*Task objective*
Rewrite the entries below with every "cell-material" changed to "material-cell" and all else left unchanged.

(Page element annotations)
○ ○ ○ ○ ○

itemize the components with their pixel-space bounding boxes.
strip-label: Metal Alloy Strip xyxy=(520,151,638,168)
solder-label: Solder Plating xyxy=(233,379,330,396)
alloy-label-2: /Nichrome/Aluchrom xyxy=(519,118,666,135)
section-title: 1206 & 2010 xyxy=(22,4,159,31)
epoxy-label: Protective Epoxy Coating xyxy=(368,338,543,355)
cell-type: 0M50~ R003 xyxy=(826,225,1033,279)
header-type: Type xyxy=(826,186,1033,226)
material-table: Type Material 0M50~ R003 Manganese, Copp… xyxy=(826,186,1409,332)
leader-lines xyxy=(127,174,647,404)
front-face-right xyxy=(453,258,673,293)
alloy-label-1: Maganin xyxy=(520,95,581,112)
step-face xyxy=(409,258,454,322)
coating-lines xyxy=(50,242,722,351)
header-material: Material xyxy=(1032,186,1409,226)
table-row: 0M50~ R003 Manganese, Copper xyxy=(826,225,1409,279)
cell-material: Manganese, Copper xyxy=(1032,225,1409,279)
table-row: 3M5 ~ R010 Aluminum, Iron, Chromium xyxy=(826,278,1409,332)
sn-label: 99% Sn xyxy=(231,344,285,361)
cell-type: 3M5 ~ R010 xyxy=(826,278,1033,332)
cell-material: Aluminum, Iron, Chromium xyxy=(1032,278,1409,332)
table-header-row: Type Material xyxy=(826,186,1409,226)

○ ○ ○ ○ ○

*Solution for this problem*
itemize the components with their pixel-space bounding boxes.
strip-label: Metal Alloy Strip xyxy=(520,151,638,168)
solder-label: Solder Plating xyxy=(233,379,330,396)
alloy-label-2: /Nichrome/Aluchrom xyxy=(519,118,666,135)
section-title: 1206 & 2010 xyxy=(22,4,159,31)
epoxy-label: Protective Epoxy Coating xyxy=(368,338,543,355)
cell-type: 0M50~ R003 xyxy=(826,225,1033,279)
header-type: Type xyxy=(826,186,1033,226)
material-table: Type Material 0M50~ R003 Manganese, Copp… xyxy=(826,186,1409,332)
leader-lines xyxy=(127,174,647,404)
front-face-right xyxy=(453,258,673,293)
alloy-label-1: Maganin xyxy=(520,95,581,112)
step-face xyxy=(409,258,454,322)
coating-lines xyxy=(50,242,722,351)
header-material: Material xyxy=(1032,186,1409,226)
table-row: 0M50~ R003 Manganese, Copper xyxy=(826,225,1409,279)
material-cell: Manganese, Copper xyxy=(1032,225,1409,279)
table-row: 3M5 ~ R010 Aluminum, Iron, Chromium xyxy=(826,278,1409,332)
sn-label: 99% Sn xyxy=(231,344,285,361)
cell-type: 3M5 ~ R010 xyxy=(826,278,1033,332)
material-cell: Aluminum, Iron, Chromium xyxy=(1032,278,1409,332)
table-header-row: Type Material xyxy=(826,186,1409,226)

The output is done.